## Dataset records

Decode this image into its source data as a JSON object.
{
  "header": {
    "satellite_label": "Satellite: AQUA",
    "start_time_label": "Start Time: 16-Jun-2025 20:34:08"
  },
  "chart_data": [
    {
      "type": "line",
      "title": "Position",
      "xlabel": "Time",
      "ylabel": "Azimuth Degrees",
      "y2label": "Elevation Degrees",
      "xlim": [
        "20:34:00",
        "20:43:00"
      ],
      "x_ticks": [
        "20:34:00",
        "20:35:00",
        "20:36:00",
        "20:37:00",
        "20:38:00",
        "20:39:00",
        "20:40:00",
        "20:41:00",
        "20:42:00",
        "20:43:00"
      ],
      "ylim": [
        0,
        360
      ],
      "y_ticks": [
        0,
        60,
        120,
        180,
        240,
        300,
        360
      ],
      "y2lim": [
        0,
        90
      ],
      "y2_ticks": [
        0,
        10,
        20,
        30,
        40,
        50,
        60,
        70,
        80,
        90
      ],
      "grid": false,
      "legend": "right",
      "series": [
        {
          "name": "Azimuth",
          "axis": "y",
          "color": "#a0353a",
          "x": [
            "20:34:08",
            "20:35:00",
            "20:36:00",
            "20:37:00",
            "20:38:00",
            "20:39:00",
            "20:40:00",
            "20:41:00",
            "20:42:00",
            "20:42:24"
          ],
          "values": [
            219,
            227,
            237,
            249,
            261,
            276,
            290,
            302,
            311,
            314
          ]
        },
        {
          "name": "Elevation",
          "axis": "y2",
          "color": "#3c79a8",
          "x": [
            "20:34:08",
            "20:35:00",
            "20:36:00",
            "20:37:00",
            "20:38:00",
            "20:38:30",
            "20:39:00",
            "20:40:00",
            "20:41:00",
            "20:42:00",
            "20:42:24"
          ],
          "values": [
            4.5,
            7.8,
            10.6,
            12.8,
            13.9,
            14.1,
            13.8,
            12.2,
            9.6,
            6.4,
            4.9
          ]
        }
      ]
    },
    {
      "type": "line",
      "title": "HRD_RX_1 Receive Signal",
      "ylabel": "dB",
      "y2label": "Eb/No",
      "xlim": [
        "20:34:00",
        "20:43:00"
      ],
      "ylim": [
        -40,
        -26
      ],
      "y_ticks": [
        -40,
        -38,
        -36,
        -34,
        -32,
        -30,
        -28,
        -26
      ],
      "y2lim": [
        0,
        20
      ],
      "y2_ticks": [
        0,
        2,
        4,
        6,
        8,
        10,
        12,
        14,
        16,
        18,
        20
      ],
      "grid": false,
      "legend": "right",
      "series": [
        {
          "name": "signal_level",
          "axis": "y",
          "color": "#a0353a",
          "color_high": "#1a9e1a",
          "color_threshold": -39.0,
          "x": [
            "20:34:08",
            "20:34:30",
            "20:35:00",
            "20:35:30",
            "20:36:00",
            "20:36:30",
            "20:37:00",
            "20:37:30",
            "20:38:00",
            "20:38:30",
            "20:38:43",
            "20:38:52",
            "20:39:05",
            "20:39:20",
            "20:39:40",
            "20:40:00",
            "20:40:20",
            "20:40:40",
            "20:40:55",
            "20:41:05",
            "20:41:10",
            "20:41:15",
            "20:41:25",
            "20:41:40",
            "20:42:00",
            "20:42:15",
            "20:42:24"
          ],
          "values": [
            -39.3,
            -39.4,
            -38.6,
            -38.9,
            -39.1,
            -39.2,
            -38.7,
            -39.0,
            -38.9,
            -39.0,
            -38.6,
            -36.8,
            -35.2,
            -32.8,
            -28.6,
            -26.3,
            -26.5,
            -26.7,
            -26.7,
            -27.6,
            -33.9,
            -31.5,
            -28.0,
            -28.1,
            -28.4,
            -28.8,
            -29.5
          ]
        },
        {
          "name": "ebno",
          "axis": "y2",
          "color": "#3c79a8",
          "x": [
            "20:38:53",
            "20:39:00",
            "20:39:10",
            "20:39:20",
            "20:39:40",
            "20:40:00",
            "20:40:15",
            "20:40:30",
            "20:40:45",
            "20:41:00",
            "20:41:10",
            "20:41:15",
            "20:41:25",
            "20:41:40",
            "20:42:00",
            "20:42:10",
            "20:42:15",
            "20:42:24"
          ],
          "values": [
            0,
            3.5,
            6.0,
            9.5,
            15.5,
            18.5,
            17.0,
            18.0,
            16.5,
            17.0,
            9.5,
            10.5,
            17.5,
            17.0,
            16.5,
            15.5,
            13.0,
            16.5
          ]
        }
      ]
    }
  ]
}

## Instruction
Look through the lines above and collect those with the word "name".

## Written answer
          "name": "Azimuth",
          "name": "Elevation",
          "name": "signal_level",
          "name": "ebno",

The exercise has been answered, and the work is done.